** begin **
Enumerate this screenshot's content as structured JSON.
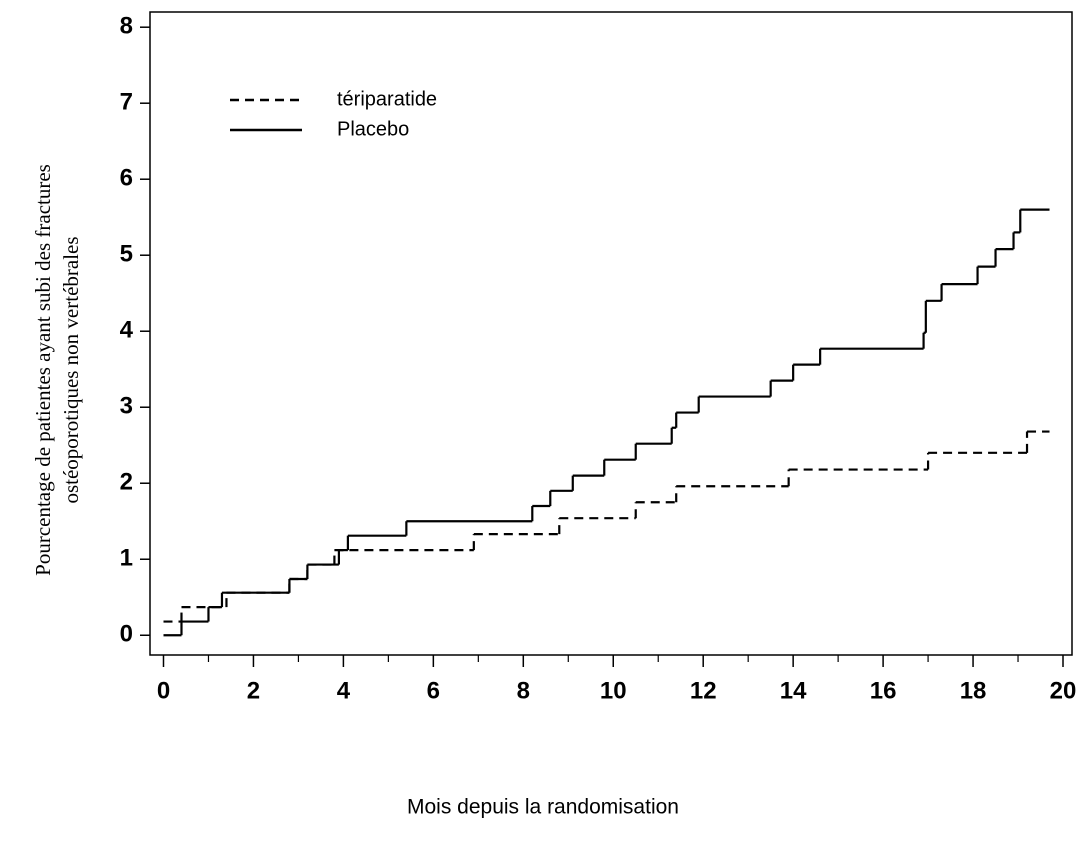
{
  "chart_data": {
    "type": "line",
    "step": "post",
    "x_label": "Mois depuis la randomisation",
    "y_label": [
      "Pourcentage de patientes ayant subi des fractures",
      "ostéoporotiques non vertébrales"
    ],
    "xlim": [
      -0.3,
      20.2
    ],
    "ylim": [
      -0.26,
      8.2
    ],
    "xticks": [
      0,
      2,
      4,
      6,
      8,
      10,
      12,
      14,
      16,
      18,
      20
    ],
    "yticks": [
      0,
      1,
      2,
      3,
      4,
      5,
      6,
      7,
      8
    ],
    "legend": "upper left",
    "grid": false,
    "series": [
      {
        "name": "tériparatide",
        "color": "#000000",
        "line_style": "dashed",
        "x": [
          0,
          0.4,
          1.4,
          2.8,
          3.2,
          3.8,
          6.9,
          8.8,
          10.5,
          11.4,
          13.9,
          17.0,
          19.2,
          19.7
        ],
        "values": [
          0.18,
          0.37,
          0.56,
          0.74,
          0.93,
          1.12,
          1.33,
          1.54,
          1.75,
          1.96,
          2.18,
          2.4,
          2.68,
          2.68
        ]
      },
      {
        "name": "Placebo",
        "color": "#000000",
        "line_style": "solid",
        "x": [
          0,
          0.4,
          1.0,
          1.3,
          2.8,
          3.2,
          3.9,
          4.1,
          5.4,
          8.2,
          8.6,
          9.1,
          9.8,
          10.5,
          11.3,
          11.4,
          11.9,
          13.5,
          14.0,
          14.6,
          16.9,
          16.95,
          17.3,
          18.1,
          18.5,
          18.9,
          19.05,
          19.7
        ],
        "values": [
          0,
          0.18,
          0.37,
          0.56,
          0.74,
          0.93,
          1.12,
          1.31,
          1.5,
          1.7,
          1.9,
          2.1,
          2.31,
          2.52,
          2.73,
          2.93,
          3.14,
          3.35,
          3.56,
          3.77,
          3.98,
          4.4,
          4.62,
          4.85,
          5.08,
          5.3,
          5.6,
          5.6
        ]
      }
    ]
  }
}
** end **
- **TASK TO CARRY OUT**:
Restate every record exactly, please; do not copy the pictures.

- **WRITTEN REPLY**:
Enumerate this screenshot's content as structured JSON.
{
  "chart_data": {
    "type": "line",
    "step": "post",
    "x_label": "Mois depuis la randomisation",
    "y_label": [
      "Pourcentage de patientes ayant subi des fractures",
      "ostéoporotiques non vertébrales"
    ],
    "xlim": [
      -0.3,
      20.2
    ],
    "ylim": [
      -0.26,
      8.2
    ],
    "xticks": [
      0,
      2,
      4,
      6,
      8,
      10,
      12,
      14,
      16,
      18,
      20
    ],
    "yticks": [
      0,
      1,
      2,
      3,
      4,
      5,
      6,
      7,
      8
    ],
    "legend": "upper left",
    "grid": false,
    "series": [
      {
        "name": "tériparatide",
        "color": "#000000",
        "line_style": "dashed",
        "x": [
          0,
          0.4,
          1.4,
          2.8,
          3.2,
          3.8,
          6.9,
          8.8,
          10.5,
          11.4,
          13.9,
          17.0,
          19.2,
          19.7
        ],
        "values": [
          0.18,
          0.37,
          0.56,
          0.74,
          0.93,
          1.12,
          1.33,
          1.54,
          1.75,
          1.96,
          2.18,
          2.4,
          2.68,
          2.68
        ]
      },
      {
        "name": "Placebo",
        "color": "#000000",
        "line_style": "solid",
        "x": [
          0,
          0.4,
          1.0,
          1.3,
          2.8,
          3.2,
          3.9,
          4.1,
          5.4,
          8.2,
          8.6,
          9.1,
          9.8,
          10.5,
          11.3,
          11.4,
          11.9,
          13.5,
          14.0,
          14.6,
          16.9,
          16.95,
          17.3,
          18.1,
          18.5,
          18.9,
          19.05,
          19.7
        ],
        "values": [
          0,
          0.18,
          0.37,
          0.56,
          0.74,
          0.93,
          1.12,
          1.31,
          1.5,
          1.7,
          1.9,
          2.1,
          2.31,
          2.52,
          2.73,
          2.93,
          3.14,
          3.35,
          3.56,
          3.77,
          3.98,
          4.4,
          4.62,
          4.85,
          5.08,
          5.3,
          5.6,
          5.6
        ]
      }
    ]
  }
}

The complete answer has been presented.